Data records
+--

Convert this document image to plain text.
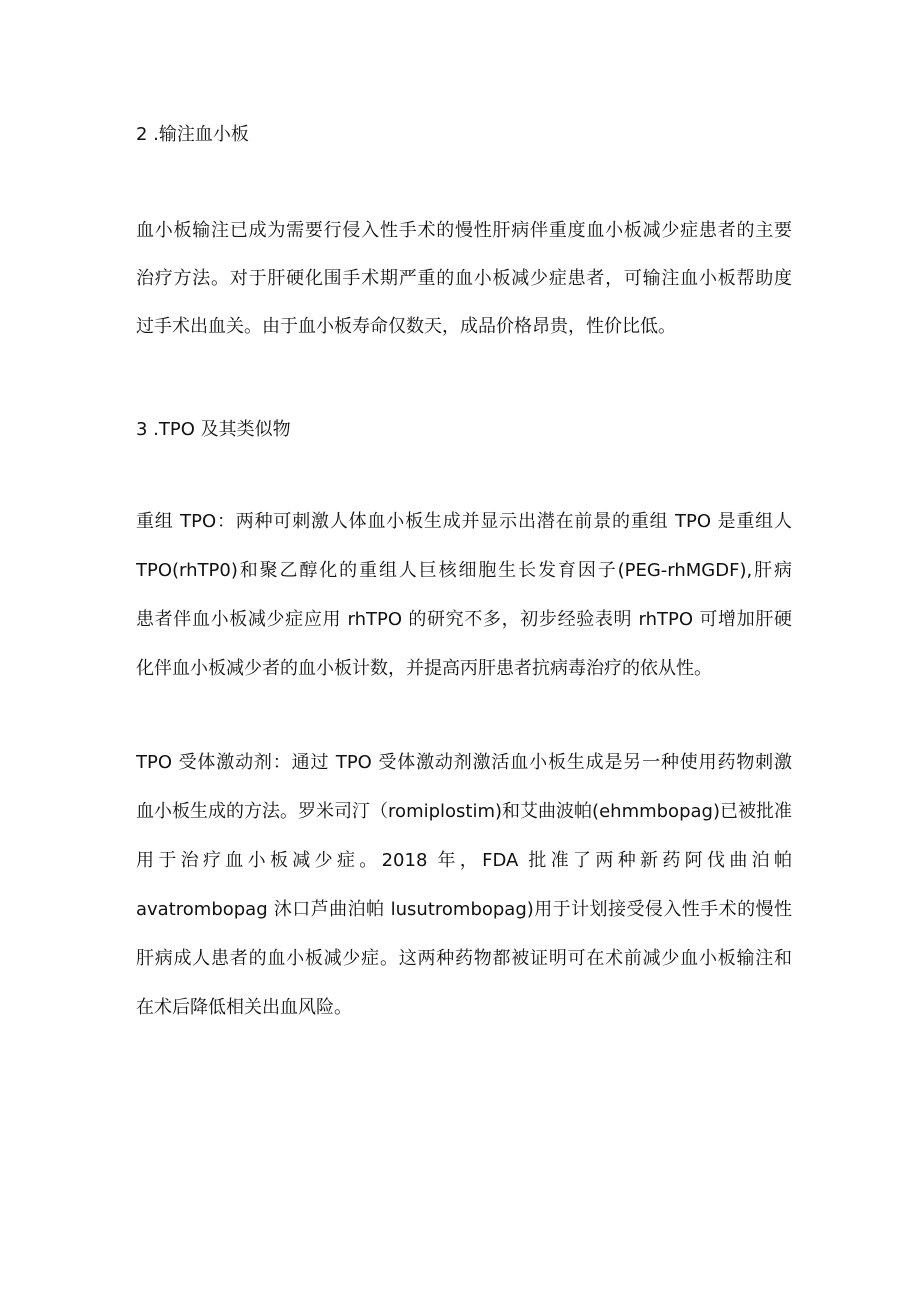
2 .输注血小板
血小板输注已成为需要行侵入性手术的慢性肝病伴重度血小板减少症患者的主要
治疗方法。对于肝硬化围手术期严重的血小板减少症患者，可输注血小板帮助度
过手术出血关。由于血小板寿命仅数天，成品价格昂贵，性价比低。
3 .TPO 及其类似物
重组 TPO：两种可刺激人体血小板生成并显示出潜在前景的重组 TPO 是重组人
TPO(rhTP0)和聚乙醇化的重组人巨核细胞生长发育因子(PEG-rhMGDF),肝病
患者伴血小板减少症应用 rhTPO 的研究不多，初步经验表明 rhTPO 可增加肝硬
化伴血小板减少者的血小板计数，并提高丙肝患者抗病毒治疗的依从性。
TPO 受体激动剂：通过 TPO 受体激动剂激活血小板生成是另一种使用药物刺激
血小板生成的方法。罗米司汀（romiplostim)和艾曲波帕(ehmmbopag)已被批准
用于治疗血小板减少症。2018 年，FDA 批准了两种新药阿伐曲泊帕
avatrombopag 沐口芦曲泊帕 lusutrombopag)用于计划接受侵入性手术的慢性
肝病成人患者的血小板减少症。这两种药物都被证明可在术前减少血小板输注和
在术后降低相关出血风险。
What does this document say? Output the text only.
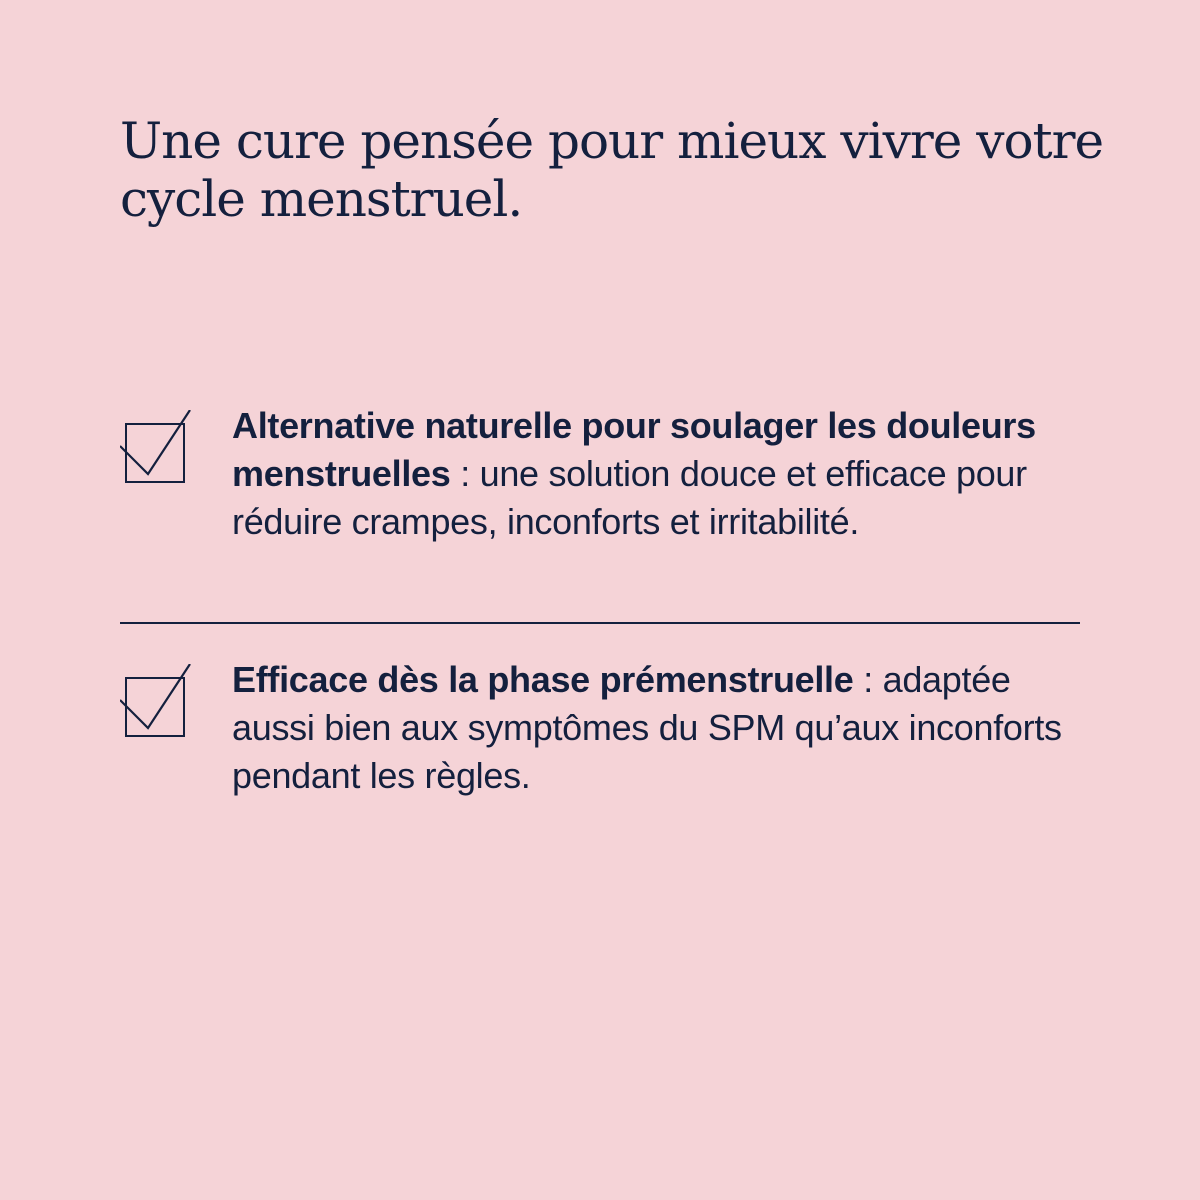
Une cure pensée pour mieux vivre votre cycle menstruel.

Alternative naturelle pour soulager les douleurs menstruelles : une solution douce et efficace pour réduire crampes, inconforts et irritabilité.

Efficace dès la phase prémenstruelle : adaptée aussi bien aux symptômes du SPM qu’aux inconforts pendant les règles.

+--

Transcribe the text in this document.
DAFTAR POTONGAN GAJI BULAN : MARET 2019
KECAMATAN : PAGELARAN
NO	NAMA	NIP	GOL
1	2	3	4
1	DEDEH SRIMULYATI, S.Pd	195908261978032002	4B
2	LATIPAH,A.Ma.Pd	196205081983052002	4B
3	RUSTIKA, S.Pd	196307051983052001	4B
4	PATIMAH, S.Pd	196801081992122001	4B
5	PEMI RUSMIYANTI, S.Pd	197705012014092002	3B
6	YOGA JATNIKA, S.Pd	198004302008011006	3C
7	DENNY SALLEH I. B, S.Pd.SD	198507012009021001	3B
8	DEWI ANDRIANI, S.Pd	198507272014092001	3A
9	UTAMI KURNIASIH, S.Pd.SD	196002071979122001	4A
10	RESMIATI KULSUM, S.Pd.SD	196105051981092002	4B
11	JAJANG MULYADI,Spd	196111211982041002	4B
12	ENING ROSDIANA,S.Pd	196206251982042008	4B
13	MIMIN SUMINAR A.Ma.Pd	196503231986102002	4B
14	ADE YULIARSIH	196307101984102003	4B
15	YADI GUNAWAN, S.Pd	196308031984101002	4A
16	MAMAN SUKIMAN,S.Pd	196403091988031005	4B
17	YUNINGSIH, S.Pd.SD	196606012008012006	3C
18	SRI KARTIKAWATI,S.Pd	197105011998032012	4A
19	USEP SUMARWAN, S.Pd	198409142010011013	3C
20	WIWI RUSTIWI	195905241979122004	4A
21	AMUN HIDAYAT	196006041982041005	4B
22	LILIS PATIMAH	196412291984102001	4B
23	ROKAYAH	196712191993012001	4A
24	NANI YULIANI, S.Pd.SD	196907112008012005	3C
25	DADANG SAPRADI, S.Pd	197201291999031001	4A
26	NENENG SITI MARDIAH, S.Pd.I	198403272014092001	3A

+--

Take each line containing the string "inconforts" and copy it out.

The result:
Alternative naturelle pour soulager les douleurs menstruelles : une solution douce et efficace pour réduire crampes, inconforts et irritabilité.
Efficace dès la phase prémenstruelle : adaptée aussi bien aux symptômes du SPM qu’aux inconforts pendant les règles.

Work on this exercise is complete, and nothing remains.